## AIM
Skip the pictures. Reproduce all other material exactly.

====== RECORDS SHOWN ======

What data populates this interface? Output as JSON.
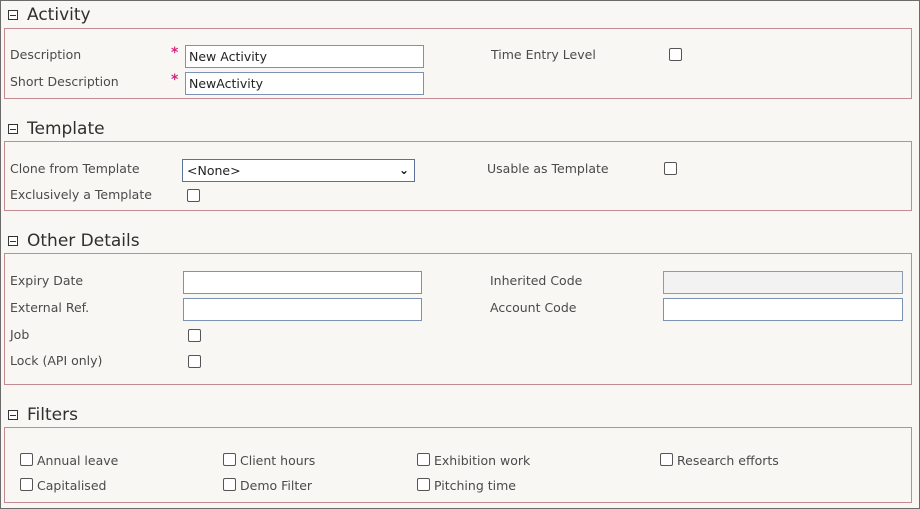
{
  "activity": {
    "title": "Activity",
    "description_label": "Description",
    "description_value": "New Activity",
    "short_description_label": "Short Description",
    "short_description_value": "NewActivity",
    "required_mark": "*",
    "time_entry_level_label": "Time Entry Level"
  },
  "template": {
    "title": "Template",
    "clone_label": "Clone from Template",
    "clone_value": "<None>",
    "usable_label": "Usable as Template",
    "exclusive_label": "Exclusively a Template"
  },
  "other": {
    "title": "Other Details",
    "expiry_label": "Expiry Date",
    "external_ref_label": "External Ref.",
    "job_label": "Job",
    "lock_label": "Lock (API only)",
    "inherited_label": "Inherited Code",
    "account_label": "Account Code"
  },
  "filters": {
    "title": "Filters",
    "items": [
      {
        "label": "Annual leave"
      },
      {
        "label": "Client hours"
      },
      {
        "label": "Exhibition work"
      },
      {
        "label": "Research efforts"
      },
      {
        "label": "Capitalised"
      },
      {
        "label": "Demo Filter"
      },
      {
        "label": "Pitching time"
      }
    ]
  }
}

======

## TASK RESPONSE
What data populates this interface? Output as JSON.
{
  "activity": {
    "title": "Activity",
    "description_label": "Description",
    "description_value": "New Activity",
    "short_description_label": "Short Description",
    "short_description_value": "NewActivity",
    "required_mark": "*",
    "time_entry_level_label": "Time Entry Level"
  },
  "template": {
    "title": "Template",
    "clone_label": "Clone from Template",
    "clone_value": "<None>",
    "usable_label": "Usable as Template",
    "exclusive_label": "Exclusively a Template"
  },
  "other": {
    "title": "Other Details",
    "expiry_label": "Expiry Date",
    "external_ref_label": "External Ref.",
    "job_label": "Job",
    "lock_label": "Lock (API only)",
    "inherited_label": "Inherited Code",
    "account_label": "Account Code"
  },
  "filters": {
    "title": "Filters",
    "items": [
      {
        "label": "Annual leave"
      },
      {
        "label": "Client hours"
      },
      {
        "label": "Exhibition work"
      },
      {
        "label": "Research efforts"
      },
      {
        "label": "Capitalised"
      },
      {
        "label": "Demo Filter"
      },
      {
        "label": "Pitching time"
      }
    ]
  }
}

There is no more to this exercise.